- [WHAT THE TASK ASKS]
Convert the lines of the items below into a numbered list, leaving out any blank lines.
===== DATASET
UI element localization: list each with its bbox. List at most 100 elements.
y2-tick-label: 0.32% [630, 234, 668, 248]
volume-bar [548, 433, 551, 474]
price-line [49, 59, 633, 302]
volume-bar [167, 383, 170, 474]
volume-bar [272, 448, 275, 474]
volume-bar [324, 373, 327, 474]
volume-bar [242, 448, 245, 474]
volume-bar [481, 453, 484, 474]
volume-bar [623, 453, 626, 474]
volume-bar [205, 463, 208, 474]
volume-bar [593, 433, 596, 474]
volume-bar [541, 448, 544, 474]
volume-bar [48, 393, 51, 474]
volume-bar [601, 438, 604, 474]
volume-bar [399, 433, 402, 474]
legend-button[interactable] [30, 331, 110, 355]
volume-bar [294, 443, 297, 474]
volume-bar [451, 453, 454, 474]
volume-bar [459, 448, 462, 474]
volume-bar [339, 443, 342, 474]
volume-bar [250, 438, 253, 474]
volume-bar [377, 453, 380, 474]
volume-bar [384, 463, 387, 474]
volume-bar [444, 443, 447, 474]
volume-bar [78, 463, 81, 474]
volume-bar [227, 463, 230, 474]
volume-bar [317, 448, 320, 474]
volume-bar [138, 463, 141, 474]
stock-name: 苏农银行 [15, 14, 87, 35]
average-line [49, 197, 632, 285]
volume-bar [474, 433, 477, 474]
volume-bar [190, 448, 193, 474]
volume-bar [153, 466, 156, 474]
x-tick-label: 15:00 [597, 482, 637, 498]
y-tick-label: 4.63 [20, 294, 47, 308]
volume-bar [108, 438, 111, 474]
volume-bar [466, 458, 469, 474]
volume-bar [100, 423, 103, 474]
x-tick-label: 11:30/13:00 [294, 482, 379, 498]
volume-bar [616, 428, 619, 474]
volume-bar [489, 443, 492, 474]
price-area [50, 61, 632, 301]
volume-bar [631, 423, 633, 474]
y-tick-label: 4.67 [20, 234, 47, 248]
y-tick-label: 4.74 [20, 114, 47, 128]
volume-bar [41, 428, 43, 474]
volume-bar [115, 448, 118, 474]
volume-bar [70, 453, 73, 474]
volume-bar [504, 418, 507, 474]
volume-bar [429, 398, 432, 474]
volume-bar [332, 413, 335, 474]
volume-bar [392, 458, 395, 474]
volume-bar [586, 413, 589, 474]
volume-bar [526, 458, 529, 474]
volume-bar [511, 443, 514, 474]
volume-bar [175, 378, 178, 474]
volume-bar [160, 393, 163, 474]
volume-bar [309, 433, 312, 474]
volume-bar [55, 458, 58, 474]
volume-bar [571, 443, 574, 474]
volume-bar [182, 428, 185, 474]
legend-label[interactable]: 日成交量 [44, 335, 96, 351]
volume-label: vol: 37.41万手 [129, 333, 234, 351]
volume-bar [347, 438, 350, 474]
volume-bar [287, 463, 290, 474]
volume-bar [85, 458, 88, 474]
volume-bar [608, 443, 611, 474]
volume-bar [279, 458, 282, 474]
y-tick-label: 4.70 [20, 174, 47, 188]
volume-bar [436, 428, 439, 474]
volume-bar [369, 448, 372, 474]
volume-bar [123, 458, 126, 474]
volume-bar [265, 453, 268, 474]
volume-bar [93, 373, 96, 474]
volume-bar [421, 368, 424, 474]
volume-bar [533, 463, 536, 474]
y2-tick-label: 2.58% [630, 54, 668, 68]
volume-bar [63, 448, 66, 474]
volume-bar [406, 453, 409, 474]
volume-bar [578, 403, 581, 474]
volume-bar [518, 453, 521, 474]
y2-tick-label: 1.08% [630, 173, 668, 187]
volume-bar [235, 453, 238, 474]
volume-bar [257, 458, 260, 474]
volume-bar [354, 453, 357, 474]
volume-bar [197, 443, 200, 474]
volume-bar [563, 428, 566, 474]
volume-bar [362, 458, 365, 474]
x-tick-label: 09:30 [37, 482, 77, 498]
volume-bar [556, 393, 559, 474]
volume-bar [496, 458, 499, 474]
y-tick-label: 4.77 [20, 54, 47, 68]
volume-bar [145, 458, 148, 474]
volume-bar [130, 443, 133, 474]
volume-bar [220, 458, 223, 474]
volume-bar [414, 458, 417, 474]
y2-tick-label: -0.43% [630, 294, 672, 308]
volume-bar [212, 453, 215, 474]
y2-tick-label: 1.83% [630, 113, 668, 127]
==========
- [SOLUTION FOR THIS TASK]
1. UI element localization: list each with its bbox. List at most 100 elements.
2. y2-tick-label: 0.32% [630, 234, 668, 248]
3. volume-bar [548, 433, 551, 474]
4. price-line [49, 59, 633, 302]
5. volume-bar [167, 383, 170, 474]
6. volume-bar [272, 448, 275, 474]
7. volume-bar [324, 373, 327, 474]
8. volume-bar [242, 448, 245, 474]
9. volume-bar [481, 453, 484, 474]
10. volume-bar [623, 453, 626, 474]
11. volume-bar [205, 463, 208, 474]
12. volume-bar [593, 433, 596, 474]
13. volume-bar [541, 448, 544, 474]
14. volume-bar [48, 393, 51, 474]
15. volume-bar [601, 438, 604, 474]
16. volume-bar [399, 433, 402, 474]
17. legend-button[interactable] [30, 331, 110, 355]
18. volume-bar [294, 443, 297, 474]
19. volume-bar [451, 453, 454, 474]
20. volume-bar [459, 448, 462, 474]
21. volume-bar [339, 443, 342, 474]
22. volume-bar [250, 438, 253, 474]
23. volume-bar [377, 453, 380, 474]
24. volume-bar [384, 463, 387, 474]
25. volume-bar [444, 443, 447, 474]
26. volume-bar [78, 463, 81, 474]
27. volume-bar [227, 463, 230, 474]
28. volume-bar [317, 448, 320, 474]
29. volume-bar [138, 463, 141, 474]
30. stock-name: 苏农银行 [15, 14, 87, 35]
31. average-line [49, 197, 632, 285]
32. volume-bar [474, 433, 477, 474]
33. volume-bar [190, 448, 193, 474]
34. volume-bar [153, 466, 156, 474]
35. x-tick-label: 15:00 [597, 482, 637, 498]
36. y-tick-label: 4.63 [20, 294, 47, 308]
37. volume-bar [108, 438, 111, 474]
38. volume-bar [466, 458, 469, 474]
39. volume-bar [100, 423, 103, 474]
40. x-tick-label: 11:30/13:00 [294, 482, 379, 498]
41. volume-bar [616, 428, 619, 474]
42. volume-bar [489, 443, 492, 474]
43. price-area [50, 61, 632, 301]
44. volume-bar [631, 423, 633, 474]
45. y-tick-label: 4.67 [20, 234, 47, 248]
46. y-tick-label: 4.74 [20, 114, 47, 128]
47. volume-bar [41, 428, 43, 474]
48. volume-bar [115, 448, 118, 474]
49. volume-bar [70, 453, 73, 474]
50. volume-bar [504, 418, 507, 474]
51. volume-bar [429, 398, 432, 474]
52. volume-bar [332, 413, 335, 474]
53. volume-bar [392, 458, 395, 474]
54. volume-bar [586, 413, 589, 474]
55. volume-bar [526, 458, 529, 474]
56. volume-bar [511, 443, 514, 474]
57. volume-bar [175, 378, 178, 474]
58. volume-bar [160, 393, 163, 474]
59. volume-bar [309, 433, 312, 474]
60. volume-bar [55, 458, 58, 474]
61. volume-bar [571, 443, 574, 474]
62. volume-bar [182, 428, 185, 474]
63. legend-label[interactable]: 日成交量 [44, 335, 96, 351]
64. volume-label: vol: 37.41万手 [129, 333, 234, 351]
65. volume-bar [347, 438, 350, 474]
66. volume-bar [287, 463, 290, 474]
67. volume-bar [85, 458, 88, 474]
68. volume-bar [608, 443, 611, 474]
69. volume-bar [279, 458, 282, 474]
70. y-tick-label: 4.70 [20, 174, 47, 188]
71. volume-bar [436, 428, 439, 474]
72. volume-bar [369, 448, 372, 474]
73. volume-bar [123, 458, 126, 474]
74. volume-bar [265, 453, 268, 474]
75. volume-bar [93, 373, 96, 474]
76. volume-bar [421, 368, 424, 474]
77. volume-bar [533, 463, 536, 474]
78. y2-tick-label: 2.58% [630, 54, 668, 68]
79. volume-bar [63, 448, 66, 474]
80. volume-bar [406, 453, 409, 474]
81. volume-bar [578, 403, 581, 474]
82. volume-bar [518, 453, 521, 474]
83. y2-tick-label: 1.08% [630, 173, 668, 187]
84. volume-bar [235, 453, 238, 474]
85. volume-bar [257, 458, 260, 474]
86. volume-bar [354, 453, 357, 474]
87. volume-bar [197, 443, 200, 474]
88. volume-bar [563, 428, 566, 474]
89. volume-bar [362, 458, 365, 474]
90. x-tick-label: 09:30 [37, 482, 77, 498]
91. volume-bar [556, 393, 559, 474]
92. volume-bar [496, 458, 499, 474]
93. y-tick-label: 4.77 [20, 54, 47, 68]
94. volume-bar [145, 458, 148, 474]
95. volume-bar [130, 443, 133, 474]
96. volume-bar [220, 458, 223, 474]
97. volume-bar [414, 458, 417, 474]
98. y2-tick-label: -0.43% [630, 294, 672, 308]
99. volume-bar [212, 453, 215, 474]
100. y2-tick-label: 1.83% [630, 113, 668, 127]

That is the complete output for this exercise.